| Activities |
- A) List the migration issues on which, according to the text below on Greece's migration crisis, Greece has taken important steps.
- B) Resume the text below on Greece's migration crisis, starting after its final sentence.

| Document extract |
Publications Notes de l'Ifri

Greece: How a State in Crisis Manages Its Migration Crisis Notes de l'Ifri, March 2012

In the past 2 years, Greece has experienced its most severe economic crisis of the post-World War II period. While it appeared at first not to have been hit particularly hard by the global economic recession that started in 2008, the effects of the recession and the acute internal crisis of public finances became visible in late 2009.

Greece: How a state in crisis manages its migration crisis

In this paper, Prof. Anna Triandafyllidou argues that despite this crisis, Greece has taken important steps to encourage migrant integration into Greek society, and to address the problem of irregular migration as well as the thorny issue of asylum seeking, which had exposed Greece to strong criticisms in the past years.
She demonstrates that an internal crisis may also, paradoxically, provide a good opportunity to strengthen the migration policy framework, even if the implementation and the impact of the new measures taken will have to be monitored in the future.

| Page layout parsing data |
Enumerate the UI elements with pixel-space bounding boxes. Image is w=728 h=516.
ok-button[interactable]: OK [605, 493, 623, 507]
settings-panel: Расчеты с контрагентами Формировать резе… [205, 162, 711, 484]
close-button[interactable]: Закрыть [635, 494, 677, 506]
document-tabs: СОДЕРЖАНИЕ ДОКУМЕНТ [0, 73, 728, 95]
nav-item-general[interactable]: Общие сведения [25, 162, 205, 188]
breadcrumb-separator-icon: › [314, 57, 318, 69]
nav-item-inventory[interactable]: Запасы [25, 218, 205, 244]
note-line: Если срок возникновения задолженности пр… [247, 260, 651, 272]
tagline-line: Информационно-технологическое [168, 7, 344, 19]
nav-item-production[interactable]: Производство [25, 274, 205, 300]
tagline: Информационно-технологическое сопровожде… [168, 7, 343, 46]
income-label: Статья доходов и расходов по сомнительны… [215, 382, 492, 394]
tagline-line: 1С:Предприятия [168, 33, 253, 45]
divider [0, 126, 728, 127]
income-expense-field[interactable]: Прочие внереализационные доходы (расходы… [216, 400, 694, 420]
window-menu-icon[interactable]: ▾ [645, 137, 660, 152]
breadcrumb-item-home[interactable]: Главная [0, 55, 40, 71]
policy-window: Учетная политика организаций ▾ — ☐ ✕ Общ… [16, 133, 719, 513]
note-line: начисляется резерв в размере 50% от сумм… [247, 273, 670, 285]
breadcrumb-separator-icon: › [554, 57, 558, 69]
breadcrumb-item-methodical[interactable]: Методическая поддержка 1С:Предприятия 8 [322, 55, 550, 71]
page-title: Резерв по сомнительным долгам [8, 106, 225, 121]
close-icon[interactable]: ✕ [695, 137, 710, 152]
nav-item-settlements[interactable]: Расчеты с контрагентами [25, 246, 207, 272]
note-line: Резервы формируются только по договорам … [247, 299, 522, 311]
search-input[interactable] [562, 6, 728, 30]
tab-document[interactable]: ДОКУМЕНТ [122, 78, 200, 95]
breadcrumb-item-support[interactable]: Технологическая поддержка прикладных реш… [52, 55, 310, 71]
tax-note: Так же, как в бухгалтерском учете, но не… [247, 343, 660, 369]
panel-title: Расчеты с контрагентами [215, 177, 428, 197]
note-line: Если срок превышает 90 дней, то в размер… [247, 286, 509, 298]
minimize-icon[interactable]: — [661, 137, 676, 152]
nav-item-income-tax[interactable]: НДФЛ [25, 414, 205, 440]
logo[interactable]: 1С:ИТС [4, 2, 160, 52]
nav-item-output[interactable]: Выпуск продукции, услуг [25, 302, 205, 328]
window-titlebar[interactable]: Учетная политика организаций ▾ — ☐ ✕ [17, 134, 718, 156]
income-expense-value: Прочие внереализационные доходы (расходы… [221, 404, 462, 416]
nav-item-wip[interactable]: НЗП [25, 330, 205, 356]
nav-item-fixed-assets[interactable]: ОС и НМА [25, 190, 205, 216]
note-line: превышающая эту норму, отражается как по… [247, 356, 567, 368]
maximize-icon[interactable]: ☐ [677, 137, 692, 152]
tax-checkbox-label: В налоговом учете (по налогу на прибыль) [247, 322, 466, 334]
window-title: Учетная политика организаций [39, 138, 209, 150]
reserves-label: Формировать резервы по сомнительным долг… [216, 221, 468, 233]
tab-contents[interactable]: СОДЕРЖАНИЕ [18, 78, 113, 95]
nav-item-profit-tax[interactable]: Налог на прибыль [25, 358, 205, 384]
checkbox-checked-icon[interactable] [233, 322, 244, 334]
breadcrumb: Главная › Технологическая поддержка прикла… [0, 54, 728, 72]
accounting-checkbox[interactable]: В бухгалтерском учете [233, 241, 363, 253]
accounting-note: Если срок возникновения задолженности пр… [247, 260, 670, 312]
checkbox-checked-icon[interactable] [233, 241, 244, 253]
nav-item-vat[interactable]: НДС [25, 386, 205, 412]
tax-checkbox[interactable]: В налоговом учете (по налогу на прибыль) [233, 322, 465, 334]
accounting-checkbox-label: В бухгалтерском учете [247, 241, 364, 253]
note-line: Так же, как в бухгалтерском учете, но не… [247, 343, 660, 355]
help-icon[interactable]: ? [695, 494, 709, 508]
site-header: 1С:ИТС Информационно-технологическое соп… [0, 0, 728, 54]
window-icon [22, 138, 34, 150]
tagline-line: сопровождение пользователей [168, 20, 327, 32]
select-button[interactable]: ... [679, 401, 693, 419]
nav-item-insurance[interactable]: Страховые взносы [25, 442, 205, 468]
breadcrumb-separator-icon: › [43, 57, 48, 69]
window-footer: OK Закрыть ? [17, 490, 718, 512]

| Answer section |
- A)
- Encouraging migrant integration into Greek society
- The problem of irregular migration
- The thorny issue of asylum seeking

- B)
This paper is part of the "Migration policies and international relations" publication series:

The impact of international migrations on the relations between states has been the focus of an extensive body of research and literature over the past two decades (e.g. on border control, labor market issues, transnational ties, etc.). Less an object of attention is the impact on international relations of states' responses to such issues - readmission agreements, visa policies, expulsions, etc. This program proposes to produce a series of on-line publications and public seminars on this issue.